— Start DATA SHOWN —

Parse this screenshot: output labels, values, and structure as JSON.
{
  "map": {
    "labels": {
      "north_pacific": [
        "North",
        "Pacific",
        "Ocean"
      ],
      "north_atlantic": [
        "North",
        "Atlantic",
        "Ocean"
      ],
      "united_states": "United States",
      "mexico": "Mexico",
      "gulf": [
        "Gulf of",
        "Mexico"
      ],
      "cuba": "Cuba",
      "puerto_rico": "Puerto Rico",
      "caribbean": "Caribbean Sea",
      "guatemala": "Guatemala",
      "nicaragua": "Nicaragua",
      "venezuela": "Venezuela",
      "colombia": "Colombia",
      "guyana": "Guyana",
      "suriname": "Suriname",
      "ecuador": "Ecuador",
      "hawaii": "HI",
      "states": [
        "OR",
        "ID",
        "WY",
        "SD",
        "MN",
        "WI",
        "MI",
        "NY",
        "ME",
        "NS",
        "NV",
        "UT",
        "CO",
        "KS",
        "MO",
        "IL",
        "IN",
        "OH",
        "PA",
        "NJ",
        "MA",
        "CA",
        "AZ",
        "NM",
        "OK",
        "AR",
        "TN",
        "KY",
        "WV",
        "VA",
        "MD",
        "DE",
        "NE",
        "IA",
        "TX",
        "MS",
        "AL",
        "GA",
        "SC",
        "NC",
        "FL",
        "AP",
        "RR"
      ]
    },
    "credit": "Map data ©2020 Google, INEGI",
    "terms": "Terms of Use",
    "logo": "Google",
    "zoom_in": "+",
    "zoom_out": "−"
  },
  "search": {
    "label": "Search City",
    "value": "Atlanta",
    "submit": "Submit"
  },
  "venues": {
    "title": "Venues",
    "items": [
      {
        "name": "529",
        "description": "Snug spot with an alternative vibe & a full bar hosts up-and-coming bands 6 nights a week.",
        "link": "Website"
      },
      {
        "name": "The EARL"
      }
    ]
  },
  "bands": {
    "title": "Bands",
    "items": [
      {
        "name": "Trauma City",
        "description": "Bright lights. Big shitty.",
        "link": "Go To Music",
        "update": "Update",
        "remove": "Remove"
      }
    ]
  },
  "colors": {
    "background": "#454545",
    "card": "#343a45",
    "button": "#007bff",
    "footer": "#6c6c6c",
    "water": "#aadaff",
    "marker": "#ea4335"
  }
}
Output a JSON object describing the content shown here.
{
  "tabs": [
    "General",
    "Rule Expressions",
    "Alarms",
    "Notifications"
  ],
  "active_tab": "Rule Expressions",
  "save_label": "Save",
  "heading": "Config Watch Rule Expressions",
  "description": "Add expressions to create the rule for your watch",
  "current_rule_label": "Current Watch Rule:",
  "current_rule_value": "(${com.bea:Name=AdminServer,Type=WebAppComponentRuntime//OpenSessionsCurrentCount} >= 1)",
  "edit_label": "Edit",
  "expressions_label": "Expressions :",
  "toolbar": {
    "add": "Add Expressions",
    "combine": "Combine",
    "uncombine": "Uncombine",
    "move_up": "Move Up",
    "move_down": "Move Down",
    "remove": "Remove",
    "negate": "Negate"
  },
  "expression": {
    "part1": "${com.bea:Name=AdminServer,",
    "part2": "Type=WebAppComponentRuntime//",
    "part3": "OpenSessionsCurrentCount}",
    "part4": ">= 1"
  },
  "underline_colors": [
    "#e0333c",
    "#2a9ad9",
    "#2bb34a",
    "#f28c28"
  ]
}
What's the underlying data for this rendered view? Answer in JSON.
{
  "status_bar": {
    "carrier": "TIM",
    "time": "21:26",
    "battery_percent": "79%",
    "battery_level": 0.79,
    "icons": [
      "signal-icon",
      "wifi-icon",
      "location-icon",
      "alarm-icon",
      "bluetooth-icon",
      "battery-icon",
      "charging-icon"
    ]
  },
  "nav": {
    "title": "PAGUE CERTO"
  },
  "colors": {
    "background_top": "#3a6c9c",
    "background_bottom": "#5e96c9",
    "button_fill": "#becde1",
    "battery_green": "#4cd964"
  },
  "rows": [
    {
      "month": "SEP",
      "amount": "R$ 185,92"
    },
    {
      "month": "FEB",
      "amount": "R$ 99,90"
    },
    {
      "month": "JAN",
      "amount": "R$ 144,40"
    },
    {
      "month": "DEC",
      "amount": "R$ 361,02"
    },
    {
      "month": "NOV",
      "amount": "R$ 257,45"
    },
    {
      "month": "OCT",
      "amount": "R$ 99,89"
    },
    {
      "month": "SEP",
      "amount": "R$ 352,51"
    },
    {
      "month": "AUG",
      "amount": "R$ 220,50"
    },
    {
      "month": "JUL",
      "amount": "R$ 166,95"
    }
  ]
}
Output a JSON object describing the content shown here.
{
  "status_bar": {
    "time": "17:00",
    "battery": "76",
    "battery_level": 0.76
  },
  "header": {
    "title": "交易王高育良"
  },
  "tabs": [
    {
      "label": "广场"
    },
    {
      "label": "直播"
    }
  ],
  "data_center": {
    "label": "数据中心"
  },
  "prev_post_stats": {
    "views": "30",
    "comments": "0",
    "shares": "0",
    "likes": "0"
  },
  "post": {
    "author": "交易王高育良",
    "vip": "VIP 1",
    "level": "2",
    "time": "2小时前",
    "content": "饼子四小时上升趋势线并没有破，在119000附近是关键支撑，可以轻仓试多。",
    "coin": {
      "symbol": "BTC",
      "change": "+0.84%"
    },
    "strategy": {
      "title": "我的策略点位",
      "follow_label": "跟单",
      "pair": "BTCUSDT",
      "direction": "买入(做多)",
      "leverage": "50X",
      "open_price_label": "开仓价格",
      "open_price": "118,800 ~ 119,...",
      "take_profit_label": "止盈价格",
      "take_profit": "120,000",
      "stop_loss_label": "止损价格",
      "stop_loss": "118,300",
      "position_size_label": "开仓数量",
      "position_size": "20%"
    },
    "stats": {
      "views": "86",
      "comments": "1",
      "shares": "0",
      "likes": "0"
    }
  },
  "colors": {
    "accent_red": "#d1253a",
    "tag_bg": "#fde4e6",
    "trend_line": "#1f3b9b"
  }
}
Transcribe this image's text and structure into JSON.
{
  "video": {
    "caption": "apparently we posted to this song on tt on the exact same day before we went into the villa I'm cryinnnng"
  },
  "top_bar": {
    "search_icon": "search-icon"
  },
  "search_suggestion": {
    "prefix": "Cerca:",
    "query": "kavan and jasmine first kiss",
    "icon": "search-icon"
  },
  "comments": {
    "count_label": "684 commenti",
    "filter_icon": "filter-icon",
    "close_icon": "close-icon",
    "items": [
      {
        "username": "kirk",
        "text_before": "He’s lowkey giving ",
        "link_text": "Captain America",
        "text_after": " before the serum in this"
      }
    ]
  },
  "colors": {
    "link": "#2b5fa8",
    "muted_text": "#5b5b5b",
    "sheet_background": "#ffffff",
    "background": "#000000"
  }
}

— End DATA SHOWN —

*TASK BRIEF*:
Using the material above, copy every line in which the string "this" occurs.

*ANSWER IN FULL*:
Parse this screenshot: output labels, values, and structure as JSON.
What's the underlying data for this rendered view? Answer in JSON.
Transcribe this image's text and structure into JSON.
    "caption": "apparently we posted to this song on tt on the exact same day before we went into the villa I'm cryinnnng"
        "text_after": " before the serum in this"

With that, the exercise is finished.